(Some records)

···

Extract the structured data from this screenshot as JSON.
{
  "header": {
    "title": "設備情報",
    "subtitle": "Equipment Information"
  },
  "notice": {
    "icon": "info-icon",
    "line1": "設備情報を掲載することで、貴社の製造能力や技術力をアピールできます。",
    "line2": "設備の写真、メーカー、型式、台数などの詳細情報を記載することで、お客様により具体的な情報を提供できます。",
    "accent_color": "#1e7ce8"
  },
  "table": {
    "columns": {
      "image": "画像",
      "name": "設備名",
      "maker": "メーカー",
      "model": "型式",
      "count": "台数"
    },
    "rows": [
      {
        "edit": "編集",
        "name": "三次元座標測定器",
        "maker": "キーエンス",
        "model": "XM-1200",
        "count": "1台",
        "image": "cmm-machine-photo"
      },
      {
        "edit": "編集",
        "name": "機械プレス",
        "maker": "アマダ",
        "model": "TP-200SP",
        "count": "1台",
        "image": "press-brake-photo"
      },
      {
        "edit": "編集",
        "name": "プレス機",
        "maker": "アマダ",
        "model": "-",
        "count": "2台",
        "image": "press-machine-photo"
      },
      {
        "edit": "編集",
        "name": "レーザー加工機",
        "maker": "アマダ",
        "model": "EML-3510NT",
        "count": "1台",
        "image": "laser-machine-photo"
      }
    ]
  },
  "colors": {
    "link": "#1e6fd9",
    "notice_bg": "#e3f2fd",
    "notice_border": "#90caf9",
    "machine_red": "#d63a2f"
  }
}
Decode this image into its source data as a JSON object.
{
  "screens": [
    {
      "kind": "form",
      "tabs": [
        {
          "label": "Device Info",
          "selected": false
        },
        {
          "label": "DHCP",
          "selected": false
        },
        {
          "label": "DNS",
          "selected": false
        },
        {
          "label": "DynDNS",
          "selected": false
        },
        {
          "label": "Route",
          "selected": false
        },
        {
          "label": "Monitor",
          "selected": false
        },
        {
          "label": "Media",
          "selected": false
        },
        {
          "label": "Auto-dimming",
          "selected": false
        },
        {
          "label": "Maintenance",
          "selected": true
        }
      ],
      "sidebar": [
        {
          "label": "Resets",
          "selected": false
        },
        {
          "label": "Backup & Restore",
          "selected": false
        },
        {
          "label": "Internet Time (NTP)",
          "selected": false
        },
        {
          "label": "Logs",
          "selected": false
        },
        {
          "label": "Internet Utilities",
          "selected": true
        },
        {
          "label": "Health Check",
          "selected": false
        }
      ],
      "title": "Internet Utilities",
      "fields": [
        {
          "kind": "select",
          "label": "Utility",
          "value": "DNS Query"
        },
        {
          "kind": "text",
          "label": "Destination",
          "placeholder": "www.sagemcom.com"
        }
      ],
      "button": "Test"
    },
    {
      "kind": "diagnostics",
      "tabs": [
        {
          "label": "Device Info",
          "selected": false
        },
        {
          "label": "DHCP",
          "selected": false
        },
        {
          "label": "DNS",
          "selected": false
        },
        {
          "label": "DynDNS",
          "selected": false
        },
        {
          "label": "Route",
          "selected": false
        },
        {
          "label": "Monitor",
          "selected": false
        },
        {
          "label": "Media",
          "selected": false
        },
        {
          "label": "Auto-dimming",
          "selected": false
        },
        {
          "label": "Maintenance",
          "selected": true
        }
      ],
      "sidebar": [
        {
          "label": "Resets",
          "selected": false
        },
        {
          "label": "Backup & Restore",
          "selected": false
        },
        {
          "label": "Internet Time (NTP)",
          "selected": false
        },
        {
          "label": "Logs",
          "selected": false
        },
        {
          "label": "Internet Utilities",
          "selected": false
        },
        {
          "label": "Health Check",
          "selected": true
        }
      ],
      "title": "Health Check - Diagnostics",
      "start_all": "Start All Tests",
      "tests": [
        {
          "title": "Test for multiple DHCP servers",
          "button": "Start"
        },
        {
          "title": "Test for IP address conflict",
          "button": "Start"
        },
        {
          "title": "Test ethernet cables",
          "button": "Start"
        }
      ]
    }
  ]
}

···

• **Problem**
Give the number of lines above in which the word "press" occurs, with nothing else.

• **Problem solution**
2